Task description: Your task is to extract every line from the material below exactly.

Entries provided:
········
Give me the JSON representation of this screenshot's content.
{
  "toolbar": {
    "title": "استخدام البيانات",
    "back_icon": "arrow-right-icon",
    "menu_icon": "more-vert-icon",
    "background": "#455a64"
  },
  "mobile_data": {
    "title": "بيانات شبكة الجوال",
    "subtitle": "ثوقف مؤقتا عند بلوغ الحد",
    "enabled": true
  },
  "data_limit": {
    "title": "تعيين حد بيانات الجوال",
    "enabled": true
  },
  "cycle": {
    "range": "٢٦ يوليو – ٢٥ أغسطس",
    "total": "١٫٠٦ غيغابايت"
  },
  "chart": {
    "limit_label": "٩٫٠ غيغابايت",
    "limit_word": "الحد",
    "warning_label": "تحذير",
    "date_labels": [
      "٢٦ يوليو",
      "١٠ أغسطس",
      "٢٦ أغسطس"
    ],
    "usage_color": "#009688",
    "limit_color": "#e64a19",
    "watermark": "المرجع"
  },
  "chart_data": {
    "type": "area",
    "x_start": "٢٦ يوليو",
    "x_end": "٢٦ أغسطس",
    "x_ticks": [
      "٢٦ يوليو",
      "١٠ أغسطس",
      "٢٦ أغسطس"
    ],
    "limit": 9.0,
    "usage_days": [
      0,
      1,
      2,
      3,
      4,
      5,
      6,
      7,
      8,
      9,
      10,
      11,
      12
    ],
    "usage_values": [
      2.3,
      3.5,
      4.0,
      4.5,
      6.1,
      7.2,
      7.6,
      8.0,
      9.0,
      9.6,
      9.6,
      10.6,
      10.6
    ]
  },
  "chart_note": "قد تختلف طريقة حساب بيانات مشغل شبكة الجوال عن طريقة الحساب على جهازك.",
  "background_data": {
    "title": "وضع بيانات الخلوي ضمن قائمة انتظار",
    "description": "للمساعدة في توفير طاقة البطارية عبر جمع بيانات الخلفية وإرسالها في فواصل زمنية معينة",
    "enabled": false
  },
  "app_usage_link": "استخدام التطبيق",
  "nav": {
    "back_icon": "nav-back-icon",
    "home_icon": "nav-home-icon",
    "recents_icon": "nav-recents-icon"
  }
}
········
Output for this exercise:
Give me the JSON representation of this screenshot's content.
{
  "toolbar": {
    "title": "استخدام البيانات",
    "back_icon": "arrow-right-icon",
    "menu_icon": "more-vert-icon",
    "background": "#455a64"
  },
  "mobile_data": {
    "title": "بيانات شبكة الجوال",
    "subtitle": "ثوقف مؤقتا عند بلوغ الحد",
    "enabled": true
  },
  "data_limit": {
    "title": "تعيين حد بيانات الجوال",
    "enabled": true
  },
  "cycle": {
    "range": "٢٦ يوليو – ٢٥ أغسطس",
    "total": "١٫٠٦ غيغابايت"
  },
  "chart": {
    "limit_label": "٩٫٠ غيغابايت",
    "limit_word": "الحد",
    "warning_label": "تحذير",
    "date_labels": [
      "٢٦ يوليو",
      "١٠ أغسطس",
      "٢٦ أغسطس"
    ],
    "usage_color": "#009688",
    "limit_color": "#e64a19",
    "watermark": "المرجع"
  },
  "chart_data": {
    "type": "area",
    "x_start": "٢٦ يوليو",
    "x_end": "٢٦ أغسطس",
    "x_ticks": [
      "٢٦ يوليو",
      "١٠ أغسطس",
      "٢٦ أغسطس"
    ],
    "limit": 9.0,
    "usage_days": [
      0,
      1,
      2,
      3,
      4,
      5,
      6,
      7,
      8,
      9,
      10,
      11,
      12
    ],
    "usage_values": [
      2.3,
      3.5,
      4.0,
      4.5,
      6.1,
      7.2,
      7.6,
      8.0,
      9.0,
      9.6,
      9.6,
      10.6,
      10.6
    ]
  },
  "chart_note": "قد تختلف طريقة حساب بيانات مشغل شبكة الجوال عن طريقة الحساب على جهازك.",
  "background_data": {
    "title": "وضع بيانات الخلوي ضمن قائمة انتظار",
    "description": "للمساعدة في توفير طاقة البطارية عبر جمع بيانات الخلفية وإرسالها في فواصل زمنية معينة",
    "enabled": false
  },
  "app_usage_link": "استخدام التطبيق",
  "nav": {
    "back_icon": "nav-back-icon",
    "home_icon": "nav-home-icon",
    "recents_icon": "nav-recents-icon"
  }
}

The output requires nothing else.